Check each line of the listing, and copy it if it contains the word "this".

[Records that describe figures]
§
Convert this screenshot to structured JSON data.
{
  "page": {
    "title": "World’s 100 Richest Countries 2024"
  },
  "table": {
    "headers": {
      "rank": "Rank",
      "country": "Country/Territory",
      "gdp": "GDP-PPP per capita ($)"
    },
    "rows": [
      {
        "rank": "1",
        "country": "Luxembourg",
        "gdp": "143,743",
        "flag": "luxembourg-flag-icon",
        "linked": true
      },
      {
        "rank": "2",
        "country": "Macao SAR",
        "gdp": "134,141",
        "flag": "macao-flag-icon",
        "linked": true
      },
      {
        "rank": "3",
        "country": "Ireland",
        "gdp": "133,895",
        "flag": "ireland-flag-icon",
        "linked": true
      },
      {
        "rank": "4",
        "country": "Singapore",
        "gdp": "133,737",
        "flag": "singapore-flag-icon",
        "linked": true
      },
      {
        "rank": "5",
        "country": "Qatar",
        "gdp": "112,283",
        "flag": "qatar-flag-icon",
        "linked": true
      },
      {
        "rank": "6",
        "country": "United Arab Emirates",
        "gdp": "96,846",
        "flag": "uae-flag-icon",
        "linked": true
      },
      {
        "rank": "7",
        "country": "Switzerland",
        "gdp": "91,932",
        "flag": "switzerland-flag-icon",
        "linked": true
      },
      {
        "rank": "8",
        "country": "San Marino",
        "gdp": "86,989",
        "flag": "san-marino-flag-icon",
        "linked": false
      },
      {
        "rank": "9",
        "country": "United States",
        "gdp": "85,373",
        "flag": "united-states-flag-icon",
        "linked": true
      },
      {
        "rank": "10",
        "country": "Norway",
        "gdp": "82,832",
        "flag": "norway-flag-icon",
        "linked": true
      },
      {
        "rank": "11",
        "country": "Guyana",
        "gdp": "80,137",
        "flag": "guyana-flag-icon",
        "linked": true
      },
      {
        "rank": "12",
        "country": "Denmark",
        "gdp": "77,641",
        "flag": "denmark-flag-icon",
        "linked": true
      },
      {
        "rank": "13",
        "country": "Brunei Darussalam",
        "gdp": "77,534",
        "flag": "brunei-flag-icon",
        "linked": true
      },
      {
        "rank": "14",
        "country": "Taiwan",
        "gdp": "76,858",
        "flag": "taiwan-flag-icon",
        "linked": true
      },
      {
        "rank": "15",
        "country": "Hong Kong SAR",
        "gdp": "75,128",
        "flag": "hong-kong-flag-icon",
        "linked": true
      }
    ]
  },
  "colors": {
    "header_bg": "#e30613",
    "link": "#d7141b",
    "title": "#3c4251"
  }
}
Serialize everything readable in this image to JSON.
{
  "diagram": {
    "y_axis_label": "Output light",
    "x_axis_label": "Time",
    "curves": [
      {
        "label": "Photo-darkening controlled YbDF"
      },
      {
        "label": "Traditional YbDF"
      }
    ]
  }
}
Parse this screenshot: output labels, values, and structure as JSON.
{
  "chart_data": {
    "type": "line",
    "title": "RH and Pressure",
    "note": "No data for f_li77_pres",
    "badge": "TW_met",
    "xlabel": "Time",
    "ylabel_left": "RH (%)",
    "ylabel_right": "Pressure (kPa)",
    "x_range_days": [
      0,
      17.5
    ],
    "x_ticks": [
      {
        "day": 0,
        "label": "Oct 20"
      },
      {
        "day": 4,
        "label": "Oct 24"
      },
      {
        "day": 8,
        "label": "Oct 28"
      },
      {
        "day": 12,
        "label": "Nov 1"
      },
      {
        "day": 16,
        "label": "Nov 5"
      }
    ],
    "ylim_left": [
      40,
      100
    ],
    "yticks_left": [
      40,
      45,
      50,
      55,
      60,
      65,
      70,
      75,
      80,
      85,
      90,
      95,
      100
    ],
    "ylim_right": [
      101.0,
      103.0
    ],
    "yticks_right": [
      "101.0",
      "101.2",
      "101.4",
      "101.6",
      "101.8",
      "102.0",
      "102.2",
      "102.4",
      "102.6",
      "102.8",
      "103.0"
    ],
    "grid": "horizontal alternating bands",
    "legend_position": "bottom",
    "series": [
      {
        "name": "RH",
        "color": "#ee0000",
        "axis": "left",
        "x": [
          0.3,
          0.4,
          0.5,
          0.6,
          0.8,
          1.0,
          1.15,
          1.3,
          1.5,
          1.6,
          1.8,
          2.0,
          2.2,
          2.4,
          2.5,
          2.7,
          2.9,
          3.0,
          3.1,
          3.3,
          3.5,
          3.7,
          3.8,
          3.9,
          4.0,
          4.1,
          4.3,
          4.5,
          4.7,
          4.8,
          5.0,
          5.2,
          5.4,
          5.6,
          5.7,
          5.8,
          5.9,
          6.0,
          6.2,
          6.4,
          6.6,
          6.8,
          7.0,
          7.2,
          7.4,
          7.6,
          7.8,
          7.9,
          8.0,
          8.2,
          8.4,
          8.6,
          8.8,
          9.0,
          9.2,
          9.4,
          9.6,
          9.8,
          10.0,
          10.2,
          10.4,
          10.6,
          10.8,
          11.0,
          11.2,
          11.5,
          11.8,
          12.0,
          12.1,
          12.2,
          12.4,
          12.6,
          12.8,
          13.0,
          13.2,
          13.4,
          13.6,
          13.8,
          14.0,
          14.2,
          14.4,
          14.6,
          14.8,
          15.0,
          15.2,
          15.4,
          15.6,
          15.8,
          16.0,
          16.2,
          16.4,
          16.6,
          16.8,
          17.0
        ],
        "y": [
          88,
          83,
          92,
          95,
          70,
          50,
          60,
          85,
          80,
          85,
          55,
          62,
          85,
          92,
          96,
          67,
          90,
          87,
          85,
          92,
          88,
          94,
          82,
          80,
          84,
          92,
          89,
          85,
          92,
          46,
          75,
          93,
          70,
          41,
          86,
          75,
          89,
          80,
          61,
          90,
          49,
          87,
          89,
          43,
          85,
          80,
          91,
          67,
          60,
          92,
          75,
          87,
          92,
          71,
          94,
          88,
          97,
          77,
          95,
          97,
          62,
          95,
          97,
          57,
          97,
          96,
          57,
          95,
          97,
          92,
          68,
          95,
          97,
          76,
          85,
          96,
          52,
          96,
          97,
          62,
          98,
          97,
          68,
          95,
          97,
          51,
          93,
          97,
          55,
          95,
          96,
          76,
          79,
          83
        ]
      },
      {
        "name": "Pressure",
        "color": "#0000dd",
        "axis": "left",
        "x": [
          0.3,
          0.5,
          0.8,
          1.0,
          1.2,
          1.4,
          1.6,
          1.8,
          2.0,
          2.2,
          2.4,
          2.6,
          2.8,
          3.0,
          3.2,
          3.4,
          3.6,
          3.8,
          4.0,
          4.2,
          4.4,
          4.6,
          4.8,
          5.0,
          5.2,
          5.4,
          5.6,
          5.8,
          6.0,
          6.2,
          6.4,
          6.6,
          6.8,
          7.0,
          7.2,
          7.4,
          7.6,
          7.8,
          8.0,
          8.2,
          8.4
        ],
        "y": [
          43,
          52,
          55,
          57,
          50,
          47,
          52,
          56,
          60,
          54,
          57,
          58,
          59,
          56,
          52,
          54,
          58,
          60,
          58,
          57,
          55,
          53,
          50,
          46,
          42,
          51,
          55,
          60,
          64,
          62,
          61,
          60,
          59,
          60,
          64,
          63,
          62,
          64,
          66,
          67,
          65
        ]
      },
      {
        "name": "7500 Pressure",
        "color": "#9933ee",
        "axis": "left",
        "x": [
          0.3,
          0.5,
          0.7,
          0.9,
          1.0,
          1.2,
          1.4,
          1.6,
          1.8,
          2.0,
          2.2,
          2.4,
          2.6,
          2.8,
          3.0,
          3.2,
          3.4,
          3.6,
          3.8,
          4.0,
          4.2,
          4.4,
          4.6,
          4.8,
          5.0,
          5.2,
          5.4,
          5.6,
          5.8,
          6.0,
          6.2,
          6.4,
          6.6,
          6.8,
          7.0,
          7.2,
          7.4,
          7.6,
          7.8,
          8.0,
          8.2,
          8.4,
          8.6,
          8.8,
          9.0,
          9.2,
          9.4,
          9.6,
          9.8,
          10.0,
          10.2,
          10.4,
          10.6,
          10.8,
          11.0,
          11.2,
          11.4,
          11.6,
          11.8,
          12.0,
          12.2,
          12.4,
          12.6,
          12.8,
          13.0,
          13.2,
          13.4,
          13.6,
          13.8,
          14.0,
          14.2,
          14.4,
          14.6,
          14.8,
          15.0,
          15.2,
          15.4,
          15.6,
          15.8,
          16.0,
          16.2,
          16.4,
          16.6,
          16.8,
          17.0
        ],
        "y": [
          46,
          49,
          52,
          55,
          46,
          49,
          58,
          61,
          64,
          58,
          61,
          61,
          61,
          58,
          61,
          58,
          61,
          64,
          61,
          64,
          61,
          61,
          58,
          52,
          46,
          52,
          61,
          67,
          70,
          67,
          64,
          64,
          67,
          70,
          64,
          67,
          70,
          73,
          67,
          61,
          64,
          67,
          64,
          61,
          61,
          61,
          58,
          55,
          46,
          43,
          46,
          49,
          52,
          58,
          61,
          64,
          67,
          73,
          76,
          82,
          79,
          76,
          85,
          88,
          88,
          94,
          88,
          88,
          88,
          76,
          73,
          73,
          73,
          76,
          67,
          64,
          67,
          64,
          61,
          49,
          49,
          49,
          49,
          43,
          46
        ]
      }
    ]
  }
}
§
*EXERCISE RESULT*:
Convert this screenshot to structured JSON data.
Serialize everything readable in this image to JSON.
Parse this screenshot: output labels, values, and structure as JSON.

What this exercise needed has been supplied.